* _WRITTEN EXERCISE A_: Can you quote the records word for word, from their start through the line containing "249, 289, 273]", with both ends included?

* _TEXT SECTION_:

---------------

Additional things to keep in mind include:

The general rule is: Drawing a small sample from a highly-skewed distribution is not guaranteed to produce “average” behavior. Duh, no surprise there!

Again: the source entropy S in equation 16 is a single number that characterizes the “average” behavior of the source. For a small sample from a highly-skewed distribution, S doesn’t tell you everything you need to know. This has no bearing on the definition of entropy; entropy is always defined by equation 16. It just means that equation 16 by itself doesn’t solve all the world’s problems.

In practice, we don’t have too much of a problem with skewed distributions, for two reasons: First of all, the raw data from a typical soundcard is not terribly skewed. It could perhaps be skewed if the card is producing much less than 1 bit of surprise value per sample ... but such cards produce so little randomness that you ought to re-engineer the system to use a better card. Secondly, turbid is somewhat protected by the fact that the hash function has a reasonably-wide output word. By the time the input buffer contains enough randomness to saturate the hash function, the law of large numbers has taken hold sufficiently to wash out any small amount of skew that may be present. That is, the average surprise value (averaged over a bufferful of data) converges reasonably quickly to the source entropy.

---------------

* _WRITTEN EXERCISE B_: How would the passage on skewed distributions and source entropy go on from its final sentence? Write the continuation.

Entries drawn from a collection

---------------

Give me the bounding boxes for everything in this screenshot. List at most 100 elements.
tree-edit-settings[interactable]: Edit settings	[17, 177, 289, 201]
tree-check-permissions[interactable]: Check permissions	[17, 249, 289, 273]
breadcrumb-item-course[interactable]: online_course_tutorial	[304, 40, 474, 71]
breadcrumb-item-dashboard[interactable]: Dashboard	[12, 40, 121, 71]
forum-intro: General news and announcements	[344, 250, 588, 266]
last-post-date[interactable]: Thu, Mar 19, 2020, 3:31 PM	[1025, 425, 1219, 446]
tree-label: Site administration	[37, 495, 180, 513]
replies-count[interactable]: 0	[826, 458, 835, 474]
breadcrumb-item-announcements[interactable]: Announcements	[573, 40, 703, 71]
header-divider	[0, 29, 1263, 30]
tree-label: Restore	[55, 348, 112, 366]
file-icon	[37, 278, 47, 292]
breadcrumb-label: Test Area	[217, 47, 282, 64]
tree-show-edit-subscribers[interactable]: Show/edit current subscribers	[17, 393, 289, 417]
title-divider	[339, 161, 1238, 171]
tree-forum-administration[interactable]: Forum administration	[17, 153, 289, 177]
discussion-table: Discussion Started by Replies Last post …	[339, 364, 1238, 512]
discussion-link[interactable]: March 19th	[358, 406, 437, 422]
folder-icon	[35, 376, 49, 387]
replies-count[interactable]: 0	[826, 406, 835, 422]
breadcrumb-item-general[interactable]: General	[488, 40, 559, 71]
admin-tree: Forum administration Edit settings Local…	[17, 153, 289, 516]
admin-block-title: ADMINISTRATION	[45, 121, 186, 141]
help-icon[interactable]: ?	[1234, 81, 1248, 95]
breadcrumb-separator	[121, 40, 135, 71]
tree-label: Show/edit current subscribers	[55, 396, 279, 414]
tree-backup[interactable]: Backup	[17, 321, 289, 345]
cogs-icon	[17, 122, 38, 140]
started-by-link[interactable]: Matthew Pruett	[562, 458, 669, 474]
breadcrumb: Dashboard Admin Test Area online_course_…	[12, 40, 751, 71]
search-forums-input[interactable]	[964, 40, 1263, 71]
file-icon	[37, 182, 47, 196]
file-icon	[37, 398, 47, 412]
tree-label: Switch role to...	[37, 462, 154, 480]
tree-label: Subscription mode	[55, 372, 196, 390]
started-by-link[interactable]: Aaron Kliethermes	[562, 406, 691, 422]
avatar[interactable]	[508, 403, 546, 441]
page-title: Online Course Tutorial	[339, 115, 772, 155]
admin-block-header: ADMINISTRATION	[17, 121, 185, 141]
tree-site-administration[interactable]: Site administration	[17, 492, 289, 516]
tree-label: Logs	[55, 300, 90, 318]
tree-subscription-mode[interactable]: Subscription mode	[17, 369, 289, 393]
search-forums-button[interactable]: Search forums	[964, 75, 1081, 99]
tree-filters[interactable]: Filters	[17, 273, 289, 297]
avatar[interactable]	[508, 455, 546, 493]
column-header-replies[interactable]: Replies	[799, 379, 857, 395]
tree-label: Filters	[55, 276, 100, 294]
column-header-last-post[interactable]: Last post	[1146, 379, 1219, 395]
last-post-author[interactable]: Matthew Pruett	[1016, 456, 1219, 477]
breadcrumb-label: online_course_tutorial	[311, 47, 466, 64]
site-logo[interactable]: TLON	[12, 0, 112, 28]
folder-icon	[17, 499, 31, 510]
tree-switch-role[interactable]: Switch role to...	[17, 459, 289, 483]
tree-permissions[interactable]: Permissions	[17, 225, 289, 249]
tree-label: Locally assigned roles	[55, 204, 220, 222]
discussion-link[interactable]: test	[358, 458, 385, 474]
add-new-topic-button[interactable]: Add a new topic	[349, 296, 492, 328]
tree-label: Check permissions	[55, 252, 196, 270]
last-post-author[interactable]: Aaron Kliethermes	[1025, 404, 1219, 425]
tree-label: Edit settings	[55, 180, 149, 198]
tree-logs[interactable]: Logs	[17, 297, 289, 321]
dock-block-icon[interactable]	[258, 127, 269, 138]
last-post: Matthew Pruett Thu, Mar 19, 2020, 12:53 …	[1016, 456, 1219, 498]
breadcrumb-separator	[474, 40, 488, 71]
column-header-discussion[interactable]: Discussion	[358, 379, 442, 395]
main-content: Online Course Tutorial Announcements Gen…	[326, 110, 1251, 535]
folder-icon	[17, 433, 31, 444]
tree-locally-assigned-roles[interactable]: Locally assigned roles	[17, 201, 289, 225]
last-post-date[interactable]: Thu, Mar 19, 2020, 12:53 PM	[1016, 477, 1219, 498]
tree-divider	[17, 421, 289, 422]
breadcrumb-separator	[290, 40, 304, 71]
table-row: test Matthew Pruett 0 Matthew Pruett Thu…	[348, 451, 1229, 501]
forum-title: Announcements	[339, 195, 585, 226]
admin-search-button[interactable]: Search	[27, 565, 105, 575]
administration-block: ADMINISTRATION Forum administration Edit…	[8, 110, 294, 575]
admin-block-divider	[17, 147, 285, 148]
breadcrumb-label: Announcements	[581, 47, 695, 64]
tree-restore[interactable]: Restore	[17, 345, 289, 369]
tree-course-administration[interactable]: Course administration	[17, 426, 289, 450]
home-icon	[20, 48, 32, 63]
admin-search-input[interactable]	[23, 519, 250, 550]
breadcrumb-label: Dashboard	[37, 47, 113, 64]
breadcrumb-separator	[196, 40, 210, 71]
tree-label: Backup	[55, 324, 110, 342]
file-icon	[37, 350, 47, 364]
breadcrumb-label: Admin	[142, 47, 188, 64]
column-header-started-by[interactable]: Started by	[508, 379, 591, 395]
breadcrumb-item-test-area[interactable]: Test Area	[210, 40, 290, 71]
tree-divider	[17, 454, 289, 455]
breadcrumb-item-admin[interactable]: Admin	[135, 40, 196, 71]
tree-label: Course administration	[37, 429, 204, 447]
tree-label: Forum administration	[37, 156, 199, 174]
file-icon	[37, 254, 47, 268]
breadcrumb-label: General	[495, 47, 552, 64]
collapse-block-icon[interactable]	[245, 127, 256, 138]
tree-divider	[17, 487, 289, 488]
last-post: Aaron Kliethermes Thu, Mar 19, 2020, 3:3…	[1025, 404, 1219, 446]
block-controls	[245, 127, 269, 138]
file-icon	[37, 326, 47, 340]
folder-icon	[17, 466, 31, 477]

---------------

* _REPLY A_:
Give me the bounding boxes for everything in this screenshot. List at most 100 elements.
tree-edit-settings[interactable]: Edit settings	[17, 177, 289, 201]
tree-check-permissions[interactable]: Check permissions	[17, 249, 289, 273]

* _REPLY B_:
C  Soundcard Quirks

This section is a collection of details about certain soundcards. (You can refer back to table 4 for a summary of the performance of a few soundcards. Also, section 12 provides step-by-step procedures that apply to “generic” soundcards.)

Soundcards generally include mixer functions. You have to initialize the mixer, to set the sliders on the features you want and/or to set the switches to bypass the features you don’t want. This is a bit of a black art, because the soundcards typically don’t come with any “principles of operation” documentation.

Graphical user interface (GUI) programs such as alsamixer may help you make some settings, but may not suffice to fully configure the mixer. All too often, the card has “routing switches” and other features that the GUI doesn’t know about. A reasonable procedure that gives complete control is to invoke “alsactl -f record.ctl store”, edit record.ctl, then “alsactl -f record.ctl restore”. Or you can use amixer to fiddle one setting without disturbing others.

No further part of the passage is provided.